begin Data for processing

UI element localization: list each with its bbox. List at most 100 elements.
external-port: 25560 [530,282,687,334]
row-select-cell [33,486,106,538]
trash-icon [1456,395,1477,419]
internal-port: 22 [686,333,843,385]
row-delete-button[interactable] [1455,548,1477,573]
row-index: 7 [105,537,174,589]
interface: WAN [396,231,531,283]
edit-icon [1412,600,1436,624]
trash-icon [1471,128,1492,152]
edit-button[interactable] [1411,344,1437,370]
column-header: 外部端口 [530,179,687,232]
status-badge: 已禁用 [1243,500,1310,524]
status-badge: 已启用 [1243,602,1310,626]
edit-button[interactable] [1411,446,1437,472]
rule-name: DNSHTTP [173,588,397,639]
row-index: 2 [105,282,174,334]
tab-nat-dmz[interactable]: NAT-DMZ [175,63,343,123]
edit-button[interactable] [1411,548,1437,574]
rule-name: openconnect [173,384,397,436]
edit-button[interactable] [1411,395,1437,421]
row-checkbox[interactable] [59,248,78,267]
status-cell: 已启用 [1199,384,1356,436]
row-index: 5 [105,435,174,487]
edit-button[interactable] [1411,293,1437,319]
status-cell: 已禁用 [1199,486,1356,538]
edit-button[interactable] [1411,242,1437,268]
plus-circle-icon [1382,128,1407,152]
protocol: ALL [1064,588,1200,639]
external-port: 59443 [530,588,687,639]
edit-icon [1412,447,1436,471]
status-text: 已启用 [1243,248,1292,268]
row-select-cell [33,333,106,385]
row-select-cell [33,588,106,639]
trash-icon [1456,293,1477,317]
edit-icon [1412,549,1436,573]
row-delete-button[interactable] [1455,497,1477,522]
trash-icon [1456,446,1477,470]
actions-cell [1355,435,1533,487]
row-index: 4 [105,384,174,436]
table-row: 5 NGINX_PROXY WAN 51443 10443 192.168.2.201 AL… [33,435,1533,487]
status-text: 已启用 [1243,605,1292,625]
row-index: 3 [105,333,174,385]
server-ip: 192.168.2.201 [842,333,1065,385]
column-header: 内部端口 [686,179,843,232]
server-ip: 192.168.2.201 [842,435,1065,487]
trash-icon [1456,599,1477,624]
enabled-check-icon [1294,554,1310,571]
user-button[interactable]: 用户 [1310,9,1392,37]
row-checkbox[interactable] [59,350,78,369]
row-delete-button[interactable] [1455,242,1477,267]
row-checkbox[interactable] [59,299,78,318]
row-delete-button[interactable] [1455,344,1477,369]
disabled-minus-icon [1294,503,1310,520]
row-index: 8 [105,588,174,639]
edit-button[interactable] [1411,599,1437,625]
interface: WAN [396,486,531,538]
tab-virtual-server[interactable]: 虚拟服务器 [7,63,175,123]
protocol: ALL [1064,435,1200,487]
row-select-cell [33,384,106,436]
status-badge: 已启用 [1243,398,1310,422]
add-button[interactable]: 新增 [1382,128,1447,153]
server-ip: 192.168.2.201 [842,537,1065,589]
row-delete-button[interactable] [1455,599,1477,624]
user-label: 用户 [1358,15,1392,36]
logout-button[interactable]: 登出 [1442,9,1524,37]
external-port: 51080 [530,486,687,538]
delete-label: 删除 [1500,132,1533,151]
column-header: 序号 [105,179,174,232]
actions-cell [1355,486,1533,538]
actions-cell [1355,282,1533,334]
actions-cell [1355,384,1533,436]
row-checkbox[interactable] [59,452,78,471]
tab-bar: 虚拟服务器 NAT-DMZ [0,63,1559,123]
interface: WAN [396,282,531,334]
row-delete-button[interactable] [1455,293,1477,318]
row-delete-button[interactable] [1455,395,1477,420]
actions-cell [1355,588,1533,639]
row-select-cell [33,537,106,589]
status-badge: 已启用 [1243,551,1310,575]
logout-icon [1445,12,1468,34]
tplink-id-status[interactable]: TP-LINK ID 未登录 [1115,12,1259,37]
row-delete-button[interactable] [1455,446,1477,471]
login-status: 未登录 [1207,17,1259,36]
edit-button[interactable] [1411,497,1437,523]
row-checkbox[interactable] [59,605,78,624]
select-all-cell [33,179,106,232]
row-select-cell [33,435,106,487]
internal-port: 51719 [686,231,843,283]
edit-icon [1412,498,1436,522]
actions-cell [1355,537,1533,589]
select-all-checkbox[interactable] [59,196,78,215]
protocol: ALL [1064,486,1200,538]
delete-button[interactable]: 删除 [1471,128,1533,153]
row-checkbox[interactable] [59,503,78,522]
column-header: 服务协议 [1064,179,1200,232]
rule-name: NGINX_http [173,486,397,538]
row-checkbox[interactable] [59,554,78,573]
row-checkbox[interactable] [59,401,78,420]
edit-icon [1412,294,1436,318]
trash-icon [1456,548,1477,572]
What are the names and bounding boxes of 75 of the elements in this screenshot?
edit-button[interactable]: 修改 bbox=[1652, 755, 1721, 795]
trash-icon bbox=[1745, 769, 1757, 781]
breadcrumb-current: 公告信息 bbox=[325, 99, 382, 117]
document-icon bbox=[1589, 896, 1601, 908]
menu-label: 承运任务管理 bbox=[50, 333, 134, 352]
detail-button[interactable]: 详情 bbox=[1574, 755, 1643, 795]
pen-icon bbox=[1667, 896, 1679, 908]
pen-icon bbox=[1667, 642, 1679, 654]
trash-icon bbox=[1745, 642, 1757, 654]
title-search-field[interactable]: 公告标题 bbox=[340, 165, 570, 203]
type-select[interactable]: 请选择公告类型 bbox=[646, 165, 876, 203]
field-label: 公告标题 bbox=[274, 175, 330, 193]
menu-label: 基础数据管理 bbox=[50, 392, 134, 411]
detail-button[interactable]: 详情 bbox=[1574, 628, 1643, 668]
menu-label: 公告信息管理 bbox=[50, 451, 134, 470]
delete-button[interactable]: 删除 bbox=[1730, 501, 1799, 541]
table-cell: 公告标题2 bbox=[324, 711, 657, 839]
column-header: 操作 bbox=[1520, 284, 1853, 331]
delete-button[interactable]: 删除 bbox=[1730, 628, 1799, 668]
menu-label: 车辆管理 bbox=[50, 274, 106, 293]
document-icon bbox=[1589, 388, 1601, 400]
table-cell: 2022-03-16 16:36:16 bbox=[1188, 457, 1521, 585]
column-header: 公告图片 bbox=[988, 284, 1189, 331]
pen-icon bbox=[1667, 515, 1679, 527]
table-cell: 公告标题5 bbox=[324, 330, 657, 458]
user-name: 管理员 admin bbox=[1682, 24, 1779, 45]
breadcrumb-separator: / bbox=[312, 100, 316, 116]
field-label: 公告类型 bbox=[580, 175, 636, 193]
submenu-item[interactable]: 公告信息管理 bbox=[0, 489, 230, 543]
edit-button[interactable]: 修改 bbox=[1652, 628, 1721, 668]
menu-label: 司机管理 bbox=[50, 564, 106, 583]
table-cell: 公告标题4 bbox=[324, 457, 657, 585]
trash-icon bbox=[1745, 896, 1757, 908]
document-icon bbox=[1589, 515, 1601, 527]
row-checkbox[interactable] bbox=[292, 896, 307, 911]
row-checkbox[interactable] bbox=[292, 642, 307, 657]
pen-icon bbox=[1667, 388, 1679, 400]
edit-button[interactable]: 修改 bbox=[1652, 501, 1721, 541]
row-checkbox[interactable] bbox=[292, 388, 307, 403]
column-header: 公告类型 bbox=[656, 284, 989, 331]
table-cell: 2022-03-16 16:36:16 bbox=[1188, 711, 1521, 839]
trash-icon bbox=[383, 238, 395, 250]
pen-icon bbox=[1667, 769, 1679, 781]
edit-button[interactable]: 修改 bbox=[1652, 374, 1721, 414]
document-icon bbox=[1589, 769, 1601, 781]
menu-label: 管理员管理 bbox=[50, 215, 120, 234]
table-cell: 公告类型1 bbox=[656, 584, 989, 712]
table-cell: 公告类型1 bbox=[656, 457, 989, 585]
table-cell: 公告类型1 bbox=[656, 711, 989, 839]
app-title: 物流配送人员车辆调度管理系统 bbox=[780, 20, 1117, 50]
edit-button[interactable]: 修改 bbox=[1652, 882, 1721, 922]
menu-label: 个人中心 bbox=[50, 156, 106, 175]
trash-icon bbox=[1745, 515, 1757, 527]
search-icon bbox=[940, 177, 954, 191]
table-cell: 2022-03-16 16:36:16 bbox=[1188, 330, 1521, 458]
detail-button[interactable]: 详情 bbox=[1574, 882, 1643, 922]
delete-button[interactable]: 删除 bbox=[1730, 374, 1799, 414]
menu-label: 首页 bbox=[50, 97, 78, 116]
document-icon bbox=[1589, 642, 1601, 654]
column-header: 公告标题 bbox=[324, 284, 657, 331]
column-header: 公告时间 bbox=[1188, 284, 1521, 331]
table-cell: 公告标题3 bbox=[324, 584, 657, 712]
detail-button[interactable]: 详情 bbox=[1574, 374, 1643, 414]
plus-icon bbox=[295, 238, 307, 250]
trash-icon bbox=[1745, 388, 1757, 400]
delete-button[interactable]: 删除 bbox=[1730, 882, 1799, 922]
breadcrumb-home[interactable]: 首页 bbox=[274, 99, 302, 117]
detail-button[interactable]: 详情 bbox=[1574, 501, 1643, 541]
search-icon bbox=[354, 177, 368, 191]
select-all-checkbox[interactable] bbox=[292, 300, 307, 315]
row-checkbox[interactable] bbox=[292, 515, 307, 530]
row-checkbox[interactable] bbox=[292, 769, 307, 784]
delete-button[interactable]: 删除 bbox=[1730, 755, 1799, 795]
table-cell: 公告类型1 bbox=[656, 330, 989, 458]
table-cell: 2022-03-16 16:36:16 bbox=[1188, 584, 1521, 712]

end Data for processing

- Required task
Rewrite the portion of the items that begins at the first line and ends with the line containing "edit-icon [1412,549,1436,573]", both included, replacing "trash-icon" with "delete-icon" and leaving everything else unchanged.

- Correct response
UI element localization: list each with its bbox. List at most 100 elements.
external-port: 25560 [530,282,687,334]
row-select-cell [33,486,106,538]
delete-icon [1456,395,1477,419]
internal-port: 22 [686,333,843,385]
row-delete-button[interactable] [1455,548,1477,573]
row-index: 7 [105,537,174,589]
interface: WAN [396,231,531,283]
edit-icon [1412,600,1436,624]
delete-icon [1471,128,1492,152]
edit-button[interactable] [1411,344,1437,370]
column-header: 外部端口 [530,179,687,232]
status-badge: 已禁用 [1243,500,1310,524]
status-badge: 已启用 [1243,602,1310,626]
edit-button[interactable] [1411,446,1437,472]
rule-name: DNSHTTP [173,588,397,639]
row-index: 2 [105,282,174,334]
tab-nat-dmz[interactable]: NAT-DMZ [175,63,343,123]
edit-button[interactable] [1411,548,1437,574]
rule-name: openconnect [173,384,397,436]
edit-button[interactable] [1411,395,1437,421]
row-checkbox[interactable] [59,248,78,267]
status-cell: 已启用 [1199,384,1356,436]
row-index: 5 [105,435,174,487]
edit-button[interactable] [1411,293,1437,319]
status-cell: 已禁用 [1199,486,1356,538]
edit-button[interactable] [1411,242,1437,268]
plus-circle-icon [1382,128,1407,152]
protocol: ALL [1064,588,1200,639]
external-port: 59443 [530,588,687,639]
edit-icon [1412,447,1436,471]
status-text: 已启用 [1243,248,1292,268]
row-select-cell [33,333,106,385]
row-select-cell [33,588,106,639]
delete-icon [1456,293,1477,317]
edit-icon [1412,549,1436,573]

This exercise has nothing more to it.